GIVEN TASK: Reproduce each record exactly.

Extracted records
============
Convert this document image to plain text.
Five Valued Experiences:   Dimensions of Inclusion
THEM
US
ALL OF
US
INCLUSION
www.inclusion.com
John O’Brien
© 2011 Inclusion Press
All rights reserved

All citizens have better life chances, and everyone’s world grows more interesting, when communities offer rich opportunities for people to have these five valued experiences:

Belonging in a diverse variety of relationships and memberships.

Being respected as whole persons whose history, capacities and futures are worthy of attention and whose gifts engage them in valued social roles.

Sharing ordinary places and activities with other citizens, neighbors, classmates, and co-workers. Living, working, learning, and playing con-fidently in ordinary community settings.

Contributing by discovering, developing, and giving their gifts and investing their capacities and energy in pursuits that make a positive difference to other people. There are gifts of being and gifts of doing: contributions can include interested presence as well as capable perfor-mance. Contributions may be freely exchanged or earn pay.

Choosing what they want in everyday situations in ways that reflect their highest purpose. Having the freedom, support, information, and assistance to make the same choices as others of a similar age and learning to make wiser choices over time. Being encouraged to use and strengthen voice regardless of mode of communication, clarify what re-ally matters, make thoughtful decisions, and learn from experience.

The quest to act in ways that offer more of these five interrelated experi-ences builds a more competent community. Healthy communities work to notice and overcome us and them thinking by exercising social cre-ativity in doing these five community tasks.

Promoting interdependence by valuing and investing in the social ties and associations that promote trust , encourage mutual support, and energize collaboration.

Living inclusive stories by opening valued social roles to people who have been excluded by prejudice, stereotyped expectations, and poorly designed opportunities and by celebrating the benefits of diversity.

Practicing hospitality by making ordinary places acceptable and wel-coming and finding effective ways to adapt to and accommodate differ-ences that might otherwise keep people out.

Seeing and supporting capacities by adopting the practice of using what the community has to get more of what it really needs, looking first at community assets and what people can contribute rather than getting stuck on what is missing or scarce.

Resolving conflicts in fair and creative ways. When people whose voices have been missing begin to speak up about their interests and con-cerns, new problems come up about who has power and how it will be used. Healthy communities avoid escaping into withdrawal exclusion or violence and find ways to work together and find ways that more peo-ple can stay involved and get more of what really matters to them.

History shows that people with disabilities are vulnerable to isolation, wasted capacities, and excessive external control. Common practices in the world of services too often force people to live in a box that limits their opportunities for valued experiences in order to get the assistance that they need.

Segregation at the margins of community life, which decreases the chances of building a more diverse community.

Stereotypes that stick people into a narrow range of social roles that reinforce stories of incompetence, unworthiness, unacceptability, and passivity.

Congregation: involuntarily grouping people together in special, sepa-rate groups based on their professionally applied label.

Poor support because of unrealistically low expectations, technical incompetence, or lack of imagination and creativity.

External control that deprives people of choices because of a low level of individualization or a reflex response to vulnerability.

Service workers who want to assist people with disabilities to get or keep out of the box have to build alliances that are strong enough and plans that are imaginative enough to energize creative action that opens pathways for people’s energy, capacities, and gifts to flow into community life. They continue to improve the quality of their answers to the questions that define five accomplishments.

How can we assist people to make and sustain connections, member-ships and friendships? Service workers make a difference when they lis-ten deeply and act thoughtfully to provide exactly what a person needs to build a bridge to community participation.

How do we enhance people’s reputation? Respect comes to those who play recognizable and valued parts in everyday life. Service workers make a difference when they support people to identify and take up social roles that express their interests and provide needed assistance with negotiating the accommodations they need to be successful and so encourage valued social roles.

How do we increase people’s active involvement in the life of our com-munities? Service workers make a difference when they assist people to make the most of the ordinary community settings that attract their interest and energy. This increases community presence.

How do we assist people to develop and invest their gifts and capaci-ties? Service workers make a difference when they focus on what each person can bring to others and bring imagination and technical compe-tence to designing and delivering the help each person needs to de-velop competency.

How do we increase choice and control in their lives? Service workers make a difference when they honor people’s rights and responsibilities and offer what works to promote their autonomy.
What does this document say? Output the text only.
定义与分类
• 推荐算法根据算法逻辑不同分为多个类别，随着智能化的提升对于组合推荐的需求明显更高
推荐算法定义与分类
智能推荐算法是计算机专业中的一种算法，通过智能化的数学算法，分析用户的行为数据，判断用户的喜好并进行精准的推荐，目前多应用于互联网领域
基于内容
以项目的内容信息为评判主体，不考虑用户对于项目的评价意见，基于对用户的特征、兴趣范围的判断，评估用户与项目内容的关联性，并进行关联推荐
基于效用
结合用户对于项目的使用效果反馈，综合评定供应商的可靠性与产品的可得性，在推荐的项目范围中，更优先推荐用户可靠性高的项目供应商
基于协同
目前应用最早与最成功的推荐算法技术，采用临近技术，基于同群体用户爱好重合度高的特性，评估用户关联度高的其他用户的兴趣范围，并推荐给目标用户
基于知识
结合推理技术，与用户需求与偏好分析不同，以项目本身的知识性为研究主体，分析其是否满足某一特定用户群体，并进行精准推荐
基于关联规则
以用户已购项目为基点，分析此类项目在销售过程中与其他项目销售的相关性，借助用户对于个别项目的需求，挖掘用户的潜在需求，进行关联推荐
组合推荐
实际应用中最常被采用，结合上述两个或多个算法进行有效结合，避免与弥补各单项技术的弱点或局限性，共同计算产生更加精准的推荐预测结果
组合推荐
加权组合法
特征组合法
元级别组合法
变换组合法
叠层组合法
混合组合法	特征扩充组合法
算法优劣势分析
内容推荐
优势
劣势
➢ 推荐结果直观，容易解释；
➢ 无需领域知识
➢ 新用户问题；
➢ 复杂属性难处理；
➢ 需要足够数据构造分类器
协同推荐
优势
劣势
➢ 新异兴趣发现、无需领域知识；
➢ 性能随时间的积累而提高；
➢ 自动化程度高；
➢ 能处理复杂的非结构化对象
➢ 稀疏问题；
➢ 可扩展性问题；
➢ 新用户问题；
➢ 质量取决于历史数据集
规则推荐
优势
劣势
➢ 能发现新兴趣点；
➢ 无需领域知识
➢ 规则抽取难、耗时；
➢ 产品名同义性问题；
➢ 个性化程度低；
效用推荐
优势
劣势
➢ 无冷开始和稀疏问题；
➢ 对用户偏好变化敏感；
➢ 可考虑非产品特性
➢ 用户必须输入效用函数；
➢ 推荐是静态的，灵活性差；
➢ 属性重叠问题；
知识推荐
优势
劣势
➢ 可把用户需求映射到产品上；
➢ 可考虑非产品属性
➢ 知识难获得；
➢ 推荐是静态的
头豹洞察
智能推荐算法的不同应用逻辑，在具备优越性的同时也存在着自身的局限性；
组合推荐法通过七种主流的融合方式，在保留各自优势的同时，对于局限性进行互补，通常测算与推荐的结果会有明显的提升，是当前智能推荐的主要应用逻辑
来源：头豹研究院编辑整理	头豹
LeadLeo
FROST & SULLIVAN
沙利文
============
EXPECTED ANSWER:
Convert this document image to plain text.
Five Valued Experiences:   Dimensions of Inclusion
THEM
US
ALL OF
US
INCLUSION
www.inclusion.com
John O’Brien
© 2011 Inclusion Press
All rights reserved

All citizens have better life chances, and everyone’s world grows more interesting, when communities offer rich opportunities for people to have these five valued experiences:

Belonging in a diverse variety of relationships and memberships.

Being respected as whole persons whose history, capacities and futures are worthy of attention and whose gifts engage them in valued social roles.

Sharing ordinary places and activities with other citizens, neighbors, classmates, and co-workers. Living, working, learning, and playing con-fidently in ordinary community settings.

Contributing by discovering, developing, and giving their gifts and investing their capacities and energy in pursuits that make a positive difference to other people. There are gifts of being and gifts of doing: contributions can include interested presence as well as capable perfor-mance. Contributions may be freely exchanged or earn pay.

Choosing what they want in everyday situations in ways that reflect their highest purpose. Having the freedom, support, information, and assistance to make the same choices as others of a similar age and learning to make wiser choices over time. Being encouraged to use and strengthen voice regardless of mode of communication, clarify what re-ally matters, make thoughtful decisions, and learn from experience.

The quest to act in ways that offer more of these five interrelated experi-ences builds a more competent community. Healthy communities work to notice and overcome us and them thinking by exercising social cre-ativity in doing these five community tasks.

Promoting interdependence by valuing and investing in the social ties and associations that promote trust , encourage mutual support, and energize collaboration.

Living inclusive stories by opening valued social roles to people who have been excluded by prejudice, stereotyped expectations, and poorly designed opportunities and by celebrating the benefits of diversity.

Practicing hospitality by making ordinary places acceptable and wel-coming and finding effective ways to adapt to and accommodate differ-ences that might otherwise keep people out.

Seeing and supporting capacities by adopting the practice of using what the community has to get more of what it really needs, looking first at community assets and what people can contribute rather than getting stuck on what is missing or scarce.

Resolving conflicts in fair and creative ways. When people whose voices have been missing begin to speak up about their interests and con-cerns, new problems come up about who has power and how it will be used. Healthy communities avoid escaping into withdrawal exclusion or violence and find ways to work together and find ways that more peo-ple can stay involved and get more of what really matters to them.

History shows that people with disabilities are vulnerable to isolation, wasted capacities, and excessive external control. Common practices in the world of services too often force people to live in a box that limits their opportunities for valued experiences in order to get the assistance that they need.

Segregation at the margins of community life, which decreases the chances of building a more diverse community.

Stereotypes that stick people into a narrow range of social roles that reinforce stories of incompetence, unworthiness, unacceptability, and passivity.

Congregation: involuntarily grouping people together in special, sepa-rate groups based on their professionally applied label.

Poor support because of unrealistically low expectations, technical incompetence, or lack of imagination and creativity.

External control that deprives people of choices because of a low level of individualization or a reflex response to vulnerability.

Service workers who want to assist people with disabilities to get or keep out of the box have to build alliances that are strong enough and plans that are imaginative enough to energize creative action that opens pathways for people’s energy, capacities, and gifts to flow into community life. They continue to improve the quality of their answers to the questions that define five accomplishments.

How can we assist people to make and sustain connections, member-ships and friendships? Service workers make a difference when they lis-ten deeply and act thoughtfully to provide exactly what a person needs to build a bridge to community participation.

How do we enhance people’s reputation? Respect comes to those who play recognizable and valued parts in everyday life. Service workers make a difference when they support people to identify and take up social roles that express their interests and provide needed assistance with negotiating the accommodations they need to be successful and so encourage valued social roles.

How do we increase people’s active involvement in the life of our com-munities? Service workers make a difference when they assist people to make the most of the ordinary community settings that attract their interest and energy. This increases community presence.

How do we assist people to develop and invest their gifts and capaci-ties? Service workers make a difference when they focus on what each person can bring to others and bring imagination and technical compe-tence to designing and delivering the help each person needs to de-velop competency.

How do we increase choice and control in their lives? Service workers make a difference when they honor people’s rights and responsibilities and offer what works to promote their autonomy.
What does this document say? Output the text only.
定义与分类
• 推荐算法根据算法逻辑不同分为多个类别，随着智能化的提升对于组合推荐的需求明显更高
推荐算法定义与分类
智能推荐算法是计算机专业中的一种算法，通过智能化的数学算法，分析用户的行为数据，判断用户的喜好并进行精准的推荐，目前多应用于互联网领域
基于内容
以项目的内容信息为评判主体，不考虑用户对于项目的评价意见，基于对用户的特征、兴趣范围的判断，评估用户与项目内容的关联性，并进行关联推荐
基于效用
结合用户对于项目的使用效果反馈，综合评定供应商的可靠性与产品的可得性，在推荐的项目范围中，更优先推荐用户可靠性高的项目供应商
基于协同
目前应用最早与最成功的推荐算法技术，采用临近技术，基于同群体用户爱好重合度高的特性，评估用户关联度高的其他用户的兴趣范围，并推荐给目标用户
基于知识
结合推理技术，与用户需求与偏好分析不同，以项目本身的知识性为研究主体，分析其是否满足某一特定用户群体，并进行精准推荐
基于关联规则
以用户已购项目为基点，分析此类项目在销售过程中与其他项目销售的相关性，借助用户对于个别项目的需求，挖掘用户的潜在需求，进行关联推荐
组合推荐
实际应用中最常被采用，结合上述两个或多个算法进行有效结合，避免与弥补各单项技术的弱点或局限性，共同计算产生更加精准的推荐预测结果
组合推荐
加权组合法
特征组合法
元级别组合法
变换组合法
叠层组合法
混合组合法	特征扩充组合法
算法优劣势分析
内容推荐
优势
劣势
➢ 推荐结果直观，容易解释；
➢ 无需领域知识
➢ 新用户问题；
➢ 复杂属性难处理；
➢ 需要足够数据构造分类器
协同推荐
优势
劣势
➢ 新异兴趣发现、无需领域知识；
➢ 性能随时间的积累而提高；
➢ 自动化程度高；
➢ 能处理复杂的非结构化对象
➢ 稀疏问题；
➢ 可扩展性问题；
➢ 新用户问题；
➢ 质量取决于历史数据集
规则推荐
优势
劣势
➢ 能发现新兴趣点；
➢ 无需领域知识
➢ 规则抽取难、耗时；
➢ 产品名同义性问题；
➢ 个性化程度低；
效用推荐
优势
劣势
➢ 无冷开始和稀疏问题；
➢ 对用户偏好变化敏感；
➢ 可考虑非产品特性
➢ 用户必须输入效用函数；
➢ 推荐是静态的，灵活性差；
➢ 属性重叠问题；
知识推荐
优势
劣势
➢ 可把用户需求映射到产品上；
➢ 可考虑非产品属性
➢ 知识难获得；
➢ 推荐是静态的
头豹洞察
智能推荐算法的不同应用逻辑，在具备优越性的同时也存在着自身的局限性；
组合推荐法通过七种主流的融合方式，在保留各自优势的同时，对于局限性进行互补，通常测算与推荐的结果会有明显的提升，是当前智能推荐的主要应用逻辑
来源：头豹研究院编辑整理	头豹
LeadLeo
FROST & SULLIVAN
沙利文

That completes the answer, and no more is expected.